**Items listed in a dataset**
__________
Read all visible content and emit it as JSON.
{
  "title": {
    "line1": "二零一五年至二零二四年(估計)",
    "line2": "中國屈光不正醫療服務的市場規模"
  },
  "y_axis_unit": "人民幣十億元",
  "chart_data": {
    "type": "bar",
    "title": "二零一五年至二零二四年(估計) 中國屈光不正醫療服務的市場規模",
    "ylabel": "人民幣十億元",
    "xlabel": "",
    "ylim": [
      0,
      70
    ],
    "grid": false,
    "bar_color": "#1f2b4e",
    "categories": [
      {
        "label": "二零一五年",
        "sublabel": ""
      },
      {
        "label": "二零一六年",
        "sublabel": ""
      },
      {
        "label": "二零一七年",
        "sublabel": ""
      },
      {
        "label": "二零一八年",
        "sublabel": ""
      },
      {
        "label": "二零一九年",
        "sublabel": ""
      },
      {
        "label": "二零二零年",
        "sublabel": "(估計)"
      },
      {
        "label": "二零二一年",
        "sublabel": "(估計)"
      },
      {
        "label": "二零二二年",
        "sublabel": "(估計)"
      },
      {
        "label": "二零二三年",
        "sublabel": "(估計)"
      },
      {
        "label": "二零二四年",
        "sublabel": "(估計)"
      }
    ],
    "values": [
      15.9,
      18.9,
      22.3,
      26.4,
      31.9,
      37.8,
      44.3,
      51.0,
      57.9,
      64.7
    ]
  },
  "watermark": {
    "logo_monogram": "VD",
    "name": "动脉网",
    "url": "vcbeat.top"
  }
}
__________
**DIRECTIONS FOR THIS TASK**
Write out the entire listing exactly.

**TASK ANSWER**
Read all visible content and emit it as JSON.
{
  "title": {
    "line1": "二零一五年至二零二四年(估計)",
    "line2": "中國屈光不正醫療服務的市場規模"
  },
  "y_axis_unit": "人民幣十億元",
  "chart_data": {
    "type": "bar",
    "title": "二零一五年至二零二四年(估計) 中國屈光不正醫療服務的市場規模",
    "ylabel": "人民幣十億元",
    "xlabel": "",
    "ylim": [
      0,
      70
    ],
    "grid": false,
    "bar_color": "#1f2b4e",
    "categories": [
      {
        "label": "二零一五年",
        "sublabel": ""
      },
      {
        "label": "二零一六年",
        "sublabel": ""
      },
      {
        "label": "二零一七年",
        "sublabel": ""
      },
      {
        "label": "二零一八年",
        "sublabel": ""
      },
      {
        "label": "二零一九年",
        "sublabel": ""
      },
      {
        "label": "二零二零年",
        "sublabel": "(估計)"
      },
      {
        "label": "二零二一年",
        "sublabel": "(估計)"
      },
      {
        "label": "二零二二年",
        "sublabel": "(估計)"
      },
      {
        "label": "二零二三年",
        "sublabel": "(估計)"
      },
      {
        "label": "二零二四年",
        "sublabel": "(估計)"
      }
    ],
    "values": [
      15.9,
      18.9,
      22.3,
      26.4,
      31.9,
      37.8,
      44.3,
      51.0,
      57.9,
      64.7
    ]
  },
  "watermark": {
    "logo_monogram": "VD",
    "name": "动脉网",
    "url": "vcbeat.top"
  }
}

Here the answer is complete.